### Set exercise
Copy out each line of the data holding "true".
[start Records shown]
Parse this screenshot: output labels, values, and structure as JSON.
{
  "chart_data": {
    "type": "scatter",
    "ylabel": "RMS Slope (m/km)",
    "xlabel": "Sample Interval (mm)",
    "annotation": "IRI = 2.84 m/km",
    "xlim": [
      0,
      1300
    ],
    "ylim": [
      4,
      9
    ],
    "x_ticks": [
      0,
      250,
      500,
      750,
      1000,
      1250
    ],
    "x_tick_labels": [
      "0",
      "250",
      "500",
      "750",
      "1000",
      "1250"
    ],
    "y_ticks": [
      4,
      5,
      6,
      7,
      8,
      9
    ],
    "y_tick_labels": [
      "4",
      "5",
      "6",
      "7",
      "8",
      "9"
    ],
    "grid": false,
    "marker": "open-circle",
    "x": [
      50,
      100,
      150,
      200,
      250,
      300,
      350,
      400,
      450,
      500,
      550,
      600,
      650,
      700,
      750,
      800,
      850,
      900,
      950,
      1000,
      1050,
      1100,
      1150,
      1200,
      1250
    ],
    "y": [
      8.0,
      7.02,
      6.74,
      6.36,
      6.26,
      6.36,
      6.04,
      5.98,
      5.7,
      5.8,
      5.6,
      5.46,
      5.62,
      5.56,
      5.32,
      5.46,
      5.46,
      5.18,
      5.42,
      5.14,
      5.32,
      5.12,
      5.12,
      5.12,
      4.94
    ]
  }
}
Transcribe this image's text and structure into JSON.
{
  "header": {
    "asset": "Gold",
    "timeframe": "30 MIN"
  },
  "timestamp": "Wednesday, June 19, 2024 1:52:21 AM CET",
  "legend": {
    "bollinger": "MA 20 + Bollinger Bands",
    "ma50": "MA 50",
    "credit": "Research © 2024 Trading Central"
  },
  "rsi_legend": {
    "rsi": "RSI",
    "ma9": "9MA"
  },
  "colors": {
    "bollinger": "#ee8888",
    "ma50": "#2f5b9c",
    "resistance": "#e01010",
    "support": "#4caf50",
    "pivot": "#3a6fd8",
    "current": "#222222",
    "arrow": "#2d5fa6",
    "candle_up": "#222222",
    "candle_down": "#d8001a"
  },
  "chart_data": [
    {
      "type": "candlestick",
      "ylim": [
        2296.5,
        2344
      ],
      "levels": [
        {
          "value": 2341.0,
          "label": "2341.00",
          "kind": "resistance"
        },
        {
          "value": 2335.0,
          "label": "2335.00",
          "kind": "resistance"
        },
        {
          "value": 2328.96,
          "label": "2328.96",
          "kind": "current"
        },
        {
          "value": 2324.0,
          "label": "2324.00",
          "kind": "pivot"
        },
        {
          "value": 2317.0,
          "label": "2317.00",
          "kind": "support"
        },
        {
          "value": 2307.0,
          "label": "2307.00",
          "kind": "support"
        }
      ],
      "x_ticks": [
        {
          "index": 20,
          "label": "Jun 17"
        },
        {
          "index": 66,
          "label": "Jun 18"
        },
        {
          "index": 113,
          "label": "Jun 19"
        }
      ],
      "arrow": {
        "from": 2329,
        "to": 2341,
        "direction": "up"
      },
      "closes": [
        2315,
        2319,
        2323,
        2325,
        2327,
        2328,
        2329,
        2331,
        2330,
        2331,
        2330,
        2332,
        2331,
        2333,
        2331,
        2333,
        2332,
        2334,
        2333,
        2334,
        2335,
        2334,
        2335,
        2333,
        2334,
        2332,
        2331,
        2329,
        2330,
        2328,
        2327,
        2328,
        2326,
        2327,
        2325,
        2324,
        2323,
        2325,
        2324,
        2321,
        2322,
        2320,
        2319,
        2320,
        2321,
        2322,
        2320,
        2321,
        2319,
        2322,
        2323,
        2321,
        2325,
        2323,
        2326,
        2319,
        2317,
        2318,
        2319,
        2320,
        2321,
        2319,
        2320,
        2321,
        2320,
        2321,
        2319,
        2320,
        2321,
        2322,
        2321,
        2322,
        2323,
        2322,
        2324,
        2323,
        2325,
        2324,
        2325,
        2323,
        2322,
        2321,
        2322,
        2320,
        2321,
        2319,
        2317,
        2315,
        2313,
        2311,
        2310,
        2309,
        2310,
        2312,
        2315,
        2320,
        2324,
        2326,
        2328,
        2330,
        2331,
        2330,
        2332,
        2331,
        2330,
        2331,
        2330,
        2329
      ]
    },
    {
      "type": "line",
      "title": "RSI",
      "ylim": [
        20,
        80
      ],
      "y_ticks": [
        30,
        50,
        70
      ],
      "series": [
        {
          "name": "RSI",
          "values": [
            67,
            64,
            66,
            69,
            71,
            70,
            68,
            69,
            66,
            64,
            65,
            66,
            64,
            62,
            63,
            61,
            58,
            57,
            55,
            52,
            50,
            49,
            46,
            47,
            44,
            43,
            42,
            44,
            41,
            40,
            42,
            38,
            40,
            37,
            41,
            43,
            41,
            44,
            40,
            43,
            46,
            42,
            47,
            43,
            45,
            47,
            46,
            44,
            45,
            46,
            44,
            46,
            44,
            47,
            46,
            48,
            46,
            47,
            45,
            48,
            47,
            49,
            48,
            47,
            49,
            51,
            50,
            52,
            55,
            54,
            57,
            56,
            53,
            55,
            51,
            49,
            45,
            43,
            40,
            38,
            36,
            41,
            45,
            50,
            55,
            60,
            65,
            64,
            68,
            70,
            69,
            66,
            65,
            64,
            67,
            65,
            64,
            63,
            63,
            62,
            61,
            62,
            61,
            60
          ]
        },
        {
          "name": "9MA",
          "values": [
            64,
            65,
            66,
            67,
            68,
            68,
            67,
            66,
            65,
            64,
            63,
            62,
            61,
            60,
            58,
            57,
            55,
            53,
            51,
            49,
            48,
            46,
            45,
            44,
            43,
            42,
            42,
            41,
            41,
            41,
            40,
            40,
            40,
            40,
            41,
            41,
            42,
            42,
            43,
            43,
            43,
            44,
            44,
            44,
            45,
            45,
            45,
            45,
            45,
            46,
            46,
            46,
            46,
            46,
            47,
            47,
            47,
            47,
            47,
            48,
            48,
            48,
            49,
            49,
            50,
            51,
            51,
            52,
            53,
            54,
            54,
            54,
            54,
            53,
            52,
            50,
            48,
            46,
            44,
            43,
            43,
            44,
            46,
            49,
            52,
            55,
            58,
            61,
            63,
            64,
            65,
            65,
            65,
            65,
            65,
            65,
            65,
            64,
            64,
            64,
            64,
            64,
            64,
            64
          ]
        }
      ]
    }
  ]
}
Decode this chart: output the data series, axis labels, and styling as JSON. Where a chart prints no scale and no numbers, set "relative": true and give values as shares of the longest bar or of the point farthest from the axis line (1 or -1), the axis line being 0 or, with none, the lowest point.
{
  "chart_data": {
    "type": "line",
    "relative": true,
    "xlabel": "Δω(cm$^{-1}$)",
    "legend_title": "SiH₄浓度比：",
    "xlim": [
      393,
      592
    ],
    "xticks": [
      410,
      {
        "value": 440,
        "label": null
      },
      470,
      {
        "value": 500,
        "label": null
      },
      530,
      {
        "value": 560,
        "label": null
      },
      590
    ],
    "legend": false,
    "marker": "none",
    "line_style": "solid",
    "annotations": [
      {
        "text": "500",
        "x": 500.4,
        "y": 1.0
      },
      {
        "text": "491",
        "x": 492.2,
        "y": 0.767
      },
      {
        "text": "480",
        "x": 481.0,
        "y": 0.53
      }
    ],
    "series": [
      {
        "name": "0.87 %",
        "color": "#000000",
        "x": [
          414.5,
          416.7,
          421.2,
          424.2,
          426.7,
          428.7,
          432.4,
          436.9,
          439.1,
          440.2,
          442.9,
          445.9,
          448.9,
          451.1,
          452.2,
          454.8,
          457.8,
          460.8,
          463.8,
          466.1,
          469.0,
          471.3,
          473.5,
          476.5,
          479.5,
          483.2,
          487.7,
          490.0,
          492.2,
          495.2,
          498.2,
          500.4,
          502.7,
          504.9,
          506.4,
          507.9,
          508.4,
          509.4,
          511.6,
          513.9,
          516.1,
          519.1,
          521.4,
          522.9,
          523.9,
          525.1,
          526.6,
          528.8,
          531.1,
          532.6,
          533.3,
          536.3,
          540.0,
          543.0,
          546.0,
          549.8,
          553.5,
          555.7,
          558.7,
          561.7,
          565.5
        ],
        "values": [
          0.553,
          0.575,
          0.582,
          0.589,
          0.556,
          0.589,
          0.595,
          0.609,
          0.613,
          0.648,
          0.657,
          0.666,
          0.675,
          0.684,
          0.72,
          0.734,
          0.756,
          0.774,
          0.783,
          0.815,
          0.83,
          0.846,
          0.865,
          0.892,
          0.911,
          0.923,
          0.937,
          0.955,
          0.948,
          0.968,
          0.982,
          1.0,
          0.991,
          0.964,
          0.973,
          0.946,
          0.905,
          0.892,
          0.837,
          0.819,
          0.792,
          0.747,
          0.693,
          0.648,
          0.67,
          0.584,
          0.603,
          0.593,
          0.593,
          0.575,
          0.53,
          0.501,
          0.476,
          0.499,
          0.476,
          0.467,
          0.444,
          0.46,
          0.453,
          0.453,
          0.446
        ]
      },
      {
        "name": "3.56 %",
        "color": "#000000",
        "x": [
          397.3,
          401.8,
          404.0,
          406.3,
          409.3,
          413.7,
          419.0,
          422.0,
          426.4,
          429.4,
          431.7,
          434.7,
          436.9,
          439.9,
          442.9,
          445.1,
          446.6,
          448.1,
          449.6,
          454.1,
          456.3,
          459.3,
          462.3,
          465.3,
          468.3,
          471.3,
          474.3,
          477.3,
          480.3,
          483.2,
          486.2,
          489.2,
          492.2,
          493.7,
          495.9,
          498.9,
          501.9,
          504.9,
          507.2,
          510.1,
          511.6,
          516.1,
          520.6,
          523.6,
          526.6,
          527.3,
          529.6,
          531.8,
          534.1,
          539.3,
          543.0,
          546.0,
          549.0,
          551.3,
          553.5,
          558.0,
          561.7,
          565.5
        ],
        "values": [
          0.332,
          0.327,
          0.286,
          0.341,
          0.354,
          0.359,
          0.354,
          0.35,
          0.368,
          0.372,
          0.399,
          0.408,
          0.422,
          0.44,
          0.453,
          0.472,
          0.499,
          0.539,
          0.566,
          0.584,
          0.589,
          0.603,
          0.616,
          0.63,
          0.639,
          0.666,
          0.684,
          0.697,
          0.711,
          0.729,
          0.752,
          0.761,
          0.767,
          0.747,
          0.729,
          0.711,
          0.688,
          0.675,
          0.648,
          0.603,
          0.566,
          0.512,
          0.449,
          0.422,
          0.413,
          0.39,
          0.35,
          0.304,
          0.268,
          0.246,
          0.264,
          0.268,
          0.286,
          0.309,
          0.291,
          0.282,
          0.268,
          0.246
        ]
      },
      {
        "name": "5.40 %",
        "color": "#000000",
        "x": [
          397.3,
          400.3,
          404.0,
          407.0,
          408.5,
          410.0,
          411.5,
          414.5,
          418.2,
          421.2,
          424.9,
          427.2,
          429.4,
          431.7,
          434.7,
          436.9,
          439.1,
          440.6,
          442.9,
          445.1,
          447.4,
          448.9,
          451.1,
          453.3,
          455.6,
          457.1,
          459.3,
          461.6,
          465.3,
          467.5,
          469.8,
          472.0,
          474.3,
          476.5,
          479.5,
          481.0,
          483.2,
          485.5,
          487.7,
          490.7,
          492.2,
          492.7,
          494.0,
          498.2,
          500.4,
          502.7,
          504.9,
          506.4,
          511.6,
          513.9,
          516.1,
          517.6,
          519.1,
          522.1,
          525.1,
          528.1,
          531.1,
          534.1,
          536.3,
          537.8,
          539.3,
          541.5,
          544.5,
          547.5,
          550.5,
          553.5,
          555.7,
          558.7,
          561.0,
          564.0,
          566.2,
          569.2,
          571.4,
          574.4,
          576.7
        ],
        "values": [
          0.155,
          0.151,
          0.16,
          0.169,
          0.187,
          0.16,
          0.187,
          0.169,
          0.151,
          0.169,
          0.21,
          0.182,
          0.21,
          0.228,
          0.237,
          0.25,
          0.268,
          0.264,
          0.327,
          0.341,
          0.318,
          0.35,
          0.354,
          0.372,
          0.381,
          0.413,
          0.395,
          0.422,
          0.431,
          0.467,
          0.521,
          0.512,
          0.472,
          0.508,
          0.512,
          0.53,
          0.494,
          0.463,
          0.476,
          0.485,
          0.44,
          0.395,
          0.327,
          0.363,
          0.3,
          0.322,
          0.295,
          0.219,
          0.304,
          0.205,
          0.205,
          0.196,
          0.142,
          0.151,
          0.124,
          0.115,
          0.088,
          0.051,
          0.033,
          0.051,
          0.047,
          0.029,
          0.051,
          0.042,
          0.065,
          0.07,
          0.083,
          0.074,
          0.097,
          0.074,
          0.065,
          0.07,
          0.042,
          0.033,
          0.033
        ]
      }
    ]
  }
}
[end Records shown]
### Written solution
Decode this chart: output the data series, axis labels, and styling as JSON. Where a chart prints no scale and no numbers, set "relative": true and give values as shares of the longest bar or of the point farthest from the axis line (1 or -1), the axis line being 0 or, with none, the lowest point.
    "relative": true,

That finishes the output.